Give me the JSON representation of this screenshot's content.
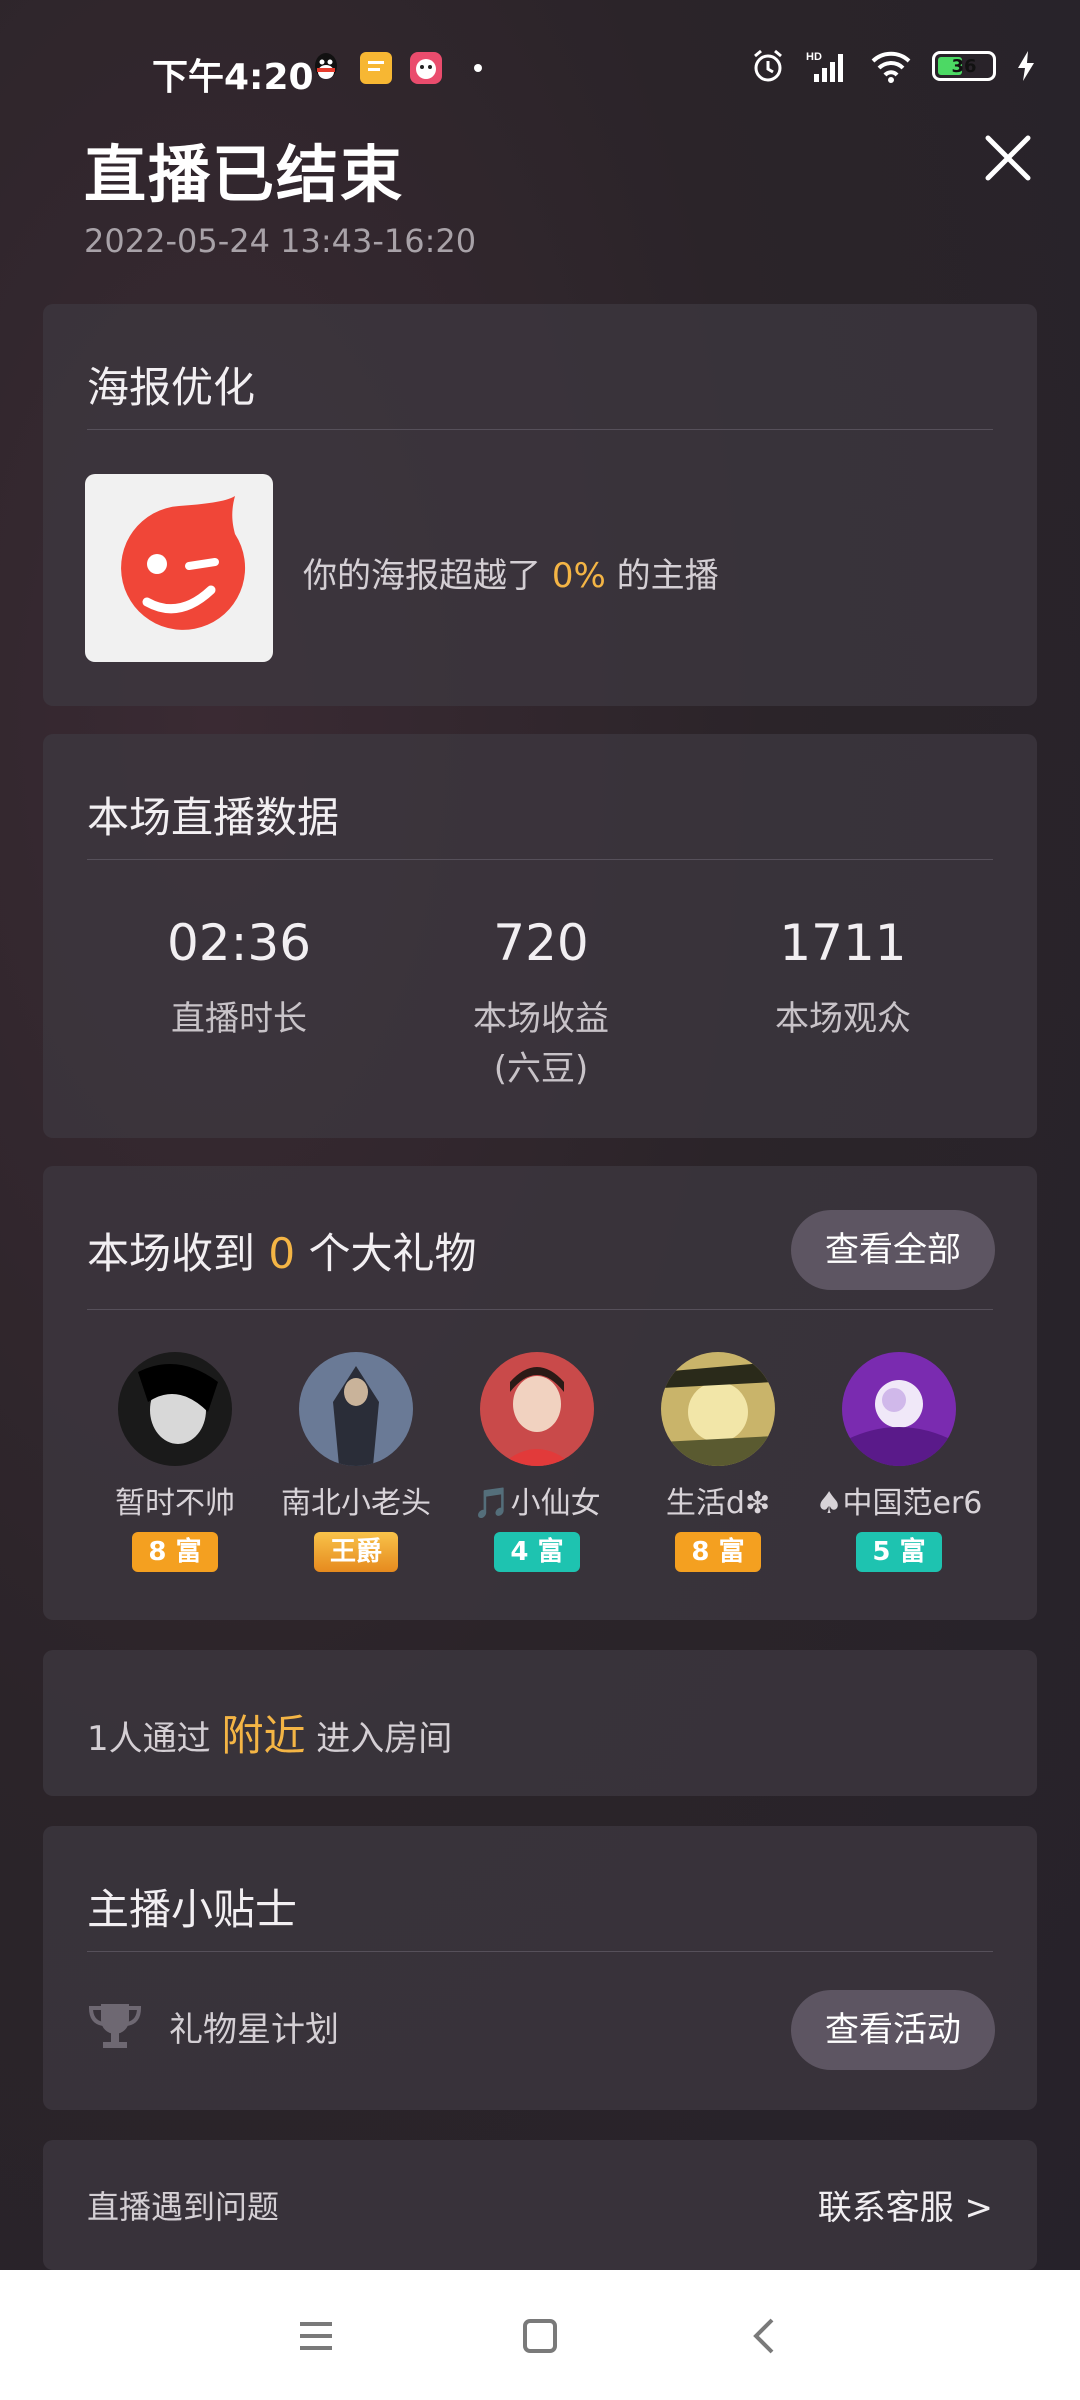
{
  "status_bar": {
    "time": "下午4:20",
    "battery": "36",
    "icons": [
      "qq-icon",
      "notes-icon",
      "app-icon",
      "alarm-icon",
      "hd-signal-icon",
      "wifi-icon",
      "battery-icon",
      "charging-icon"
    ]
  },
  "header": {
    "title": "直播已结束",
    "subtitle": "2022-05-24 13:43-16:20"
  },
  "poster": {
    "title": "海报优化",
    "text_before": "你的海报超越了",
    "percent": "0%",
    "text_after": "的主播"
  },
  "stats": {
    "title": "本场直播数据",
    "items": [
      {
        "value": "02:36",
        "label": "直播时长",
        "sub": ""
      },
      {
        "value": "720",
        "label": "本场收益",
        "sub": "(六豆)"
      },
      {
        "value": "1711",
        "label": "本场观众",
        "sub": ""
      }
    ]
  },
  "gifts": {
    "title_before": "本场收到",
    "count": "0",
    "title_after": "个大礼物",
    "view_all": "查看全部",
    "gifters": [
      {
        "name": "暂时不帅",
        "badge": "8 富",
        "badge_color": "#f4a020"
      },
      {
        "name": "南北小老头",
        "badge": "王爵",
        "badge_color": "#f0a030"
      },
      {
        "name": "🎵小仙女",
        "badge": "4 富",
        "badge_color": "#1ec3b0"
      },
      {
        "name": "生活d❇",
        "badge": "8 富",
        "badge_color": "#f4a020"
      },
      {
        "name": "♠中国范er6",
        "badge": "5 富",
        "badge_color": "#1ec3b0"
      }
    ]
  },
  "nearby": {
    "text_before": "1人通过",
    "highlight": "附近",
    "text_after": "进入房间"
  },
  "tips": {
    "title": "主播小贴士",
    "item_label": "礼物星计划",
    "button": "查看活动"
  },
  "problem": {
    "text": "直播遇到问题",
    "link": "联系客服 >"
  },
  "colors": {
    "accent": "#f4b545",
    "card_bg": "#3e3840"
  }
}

Task statement>
Set the listing down in full and exactly. Pictures within it should not appear in the copy.

Solution to the problem>
Give me the JSON representation of this screenshot's content.
{
  "status_bar": {
    "time": "下午4:20",
    "battery": "36",
    "icons": [
      "qq-icon",
      "notes-icon",
      "app-icon",
      "alarm-icon",
      "hd-signal-icon",
      "wifi-icon",
      "battery-icon",
      "charging-icon"
    ]
  },
  "header": {
    "title": "直播已结束",
    "subtitle": "2022-05-24 13:43-16:20"
  },
  "poster": {
    "title": "海报优化",
    "text_before": "你的海报超越了",
    "percent": "0%",
    "text_after": "的主播"
  },
  "stats": {
    "title": "本场直播数据",
    "items": [
      {
        "value": "02:36",
        "label": "直播时长",
        "sub": ""
      },
      {
        "value": "720",
        "label": "本场收益",
        "sub": "(六豆)"
      },
      {
        "value": "1711",
        "label": "本场观众",
        "sub": ""
      }
    ]
  },
  "gifts": {
    "title_before": "本场收到",
    "count": "0",
    "title_after": "个大礼物",
    "view_all": "查看全部",
    "gifters": [
      {
        "name": "暂时不帅",
        "badge": "8 富",
        "badge_color": "#f4a020"
      },
      {
        "name": "南北小老头",
        "badge": "王爵",
        "badge_color": "#f0a030"
      },
      {
        "name": "🎵小仙女",
        "badge": "4 富",
        "badge_color": "#1ec3b0"
      },
      {
        "name": "生活d❇",
        "badge": "8 富",
        "badge_color": "#f4a020"
      },
      {
        "name": "♠中国范er6",
        "badge": "5 富",
        "badge_color": "#1ec3b0"
      }
    ]
  },
  "nearby": {
    "text_before": "1人通过",
    "highlight": "附近",
    "text_after": "进入房间"
  },
  "tips": {
    "title": "主播小贴士",
    "item_label": "礼物星计划",
    "button": "查看活动"
  },
  "problem": {
    "text": "直播遇到问题",
    "link": "联系客服 >"
  },
  "colors": {
    "accent": "#f4b545",
    "card_bg": "#3e3840"
  }
}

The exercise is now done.